■ PROVIDED INFORMATION:
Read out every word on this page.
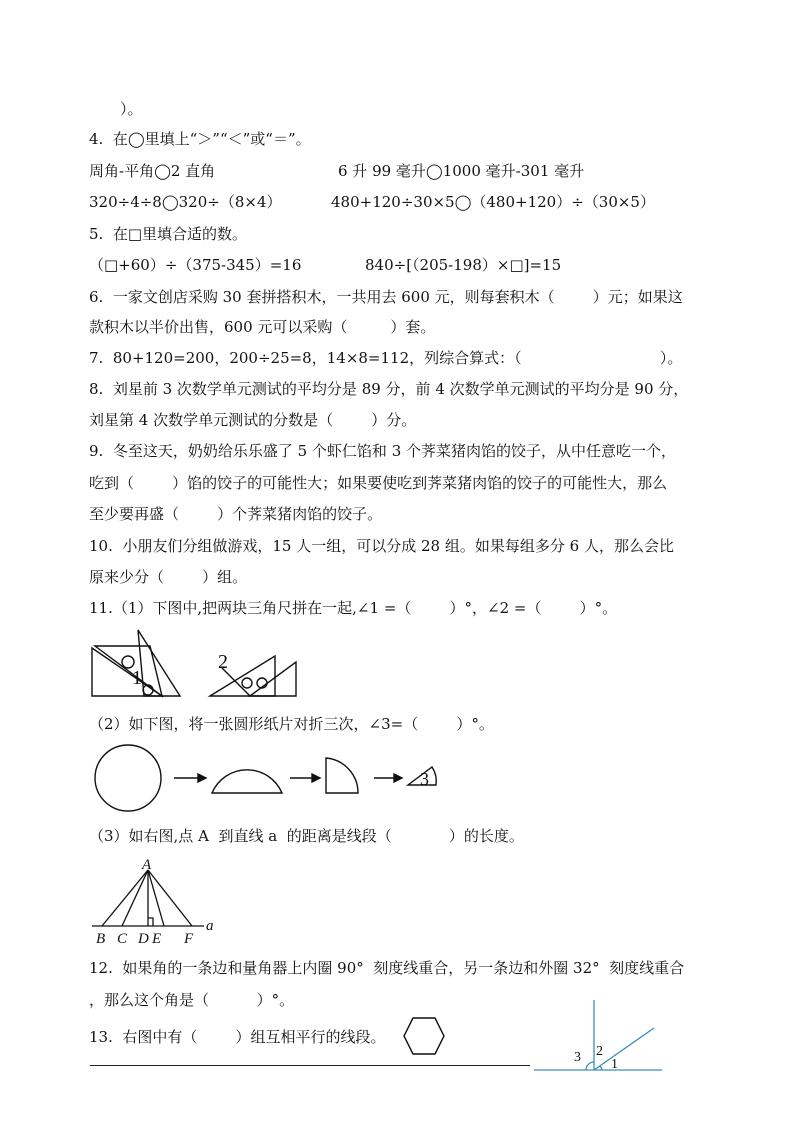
）。
4.  在◯里填上“＞”“＜”或“＝”。
周角-平角◯2 直角	6 升 99 毫升◯1000 毫升-301 毫升
320÷4÷8◯320÷（8×4）	480+120÷30×5◯（480+120）÷（30×5）
5.  在□里填合适的数。
（□+60）÷（375-345）=16	840÷[（205-198）×□]=15
6.  一家文创店采购 30 套拼搭积木，一共用去 600 元，则每套积木（        ）元；如果这
款积木以半价出售，600 元可以采购（         ）套。
7.  80+120=200，200÷25=8，14×8=112，列综合算式：（                             ）。
8.  刘星前 3 次数学单元测试的平均分是 89 分，前 4 次数学单元测试的平均分是 90 分，
刘星第 4 次数学单元测试的分数是（        ）分。
9.  冬至这天，奶奶给乐乐盛了 5 个虾仁馅和 3 个荠菜猪肉馅的饺子，从中任意吃一个，
吃到（        ）馅的饺子的可能性大；如果要使吃到荠菜猪肉馅的饺子的可能性大，那么
至少要再盛（        ）个荠菜猪肉馅的饺子。
10.  小朋友们分组做游戏，15 人一组，可以分成 28 组。如果每组多分 6 人，那么会比
原来少分（        ）组。
11.（1）下图中,把两块三角尺拼在一起,∠1 =（        ）°，∠2 =（        ）°。
1
2
（2）如下图，将一张圆形纸片对折三次，∠3=（        ）°。
3
（3）如右图,点 A  到直线 a  的距离是线段（            ）的长度。
A
B C D E F
a
12.  如果角的一条边和量角器上内圈 90°  刻度线重合，另一条边和外圈 32°  刻度线重合
，那么这个角是（          ）°。
13.  右图中有（        ）组互相平行的线段。
3 2
1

■ SET PROBLEM:
Repeat the records above verbatim, with no pictures in the result.

■ EXERCISE ANSWER:
Read out every word on this page.
）。
4.  在◯里填上“＞”“＜”或“＝”。
周角-平角◯2 直角	6 升 99 毫升◯1000 毫升-301 毫升
320÷4÷8◯320÷（8×4）	480+120÷30×5◯（480+120）÷（30×5）
5.  在□里填合适的数。
（□+60）÷（375-345）=16	840÷[（205-198）×□]=15
6.  一家文创店采购 30 套拼搭积木，一共用去 600 元，则每套积木（        ）元；如果这
款积木以半价出售，600 元可以采购（         ）套。
7.  80+120=200，200÷25=8，14×8=112，列综合算式：（                             ）。
8.  刘星前 3 次数学单元测试的平均分是 89 分，前 4 次数学单元测试的平均分是 90 分，
刘星第 4 次数学单元测试的分数是（        ）分。
9.  冬至这天，奶奶给乐乐盛了 5 个虾仁馅和 3 个荠菜猪肉馅的饺子，从中任意吃一个，
吃到（        ）馅的饺子的可能性大；如果要使吃到荠菜猪肉馅的饺子的可能性大，那么
至少要再盛（        ）个荠菜猪肉馅的饺子。
10.  小朋友们分组做游戏，15 人一组，可以分成 28 组。如果每组多分 6 人，那么会比
原来少分（        ）组。
11.（1）下图中,把两块三角尺拼在一起,∠1 =（        ）°，∠2 =（        ）°。
1
2
（2）如下图，将一张圆形纸片对折三次，∠3=（        ）°。
3
（3）如右图,点 A  到直线 a  的距离是线段（            ）的长度。
A
B C D E F
a
12.  如果角的一条边和量角器上内圈 90°  刻度线重合，另一条边和外圈 32°  刻度线重合
，那么这个角是（          ）°。
13.  右图中有（        ）组互相平行的线段。
3 2
1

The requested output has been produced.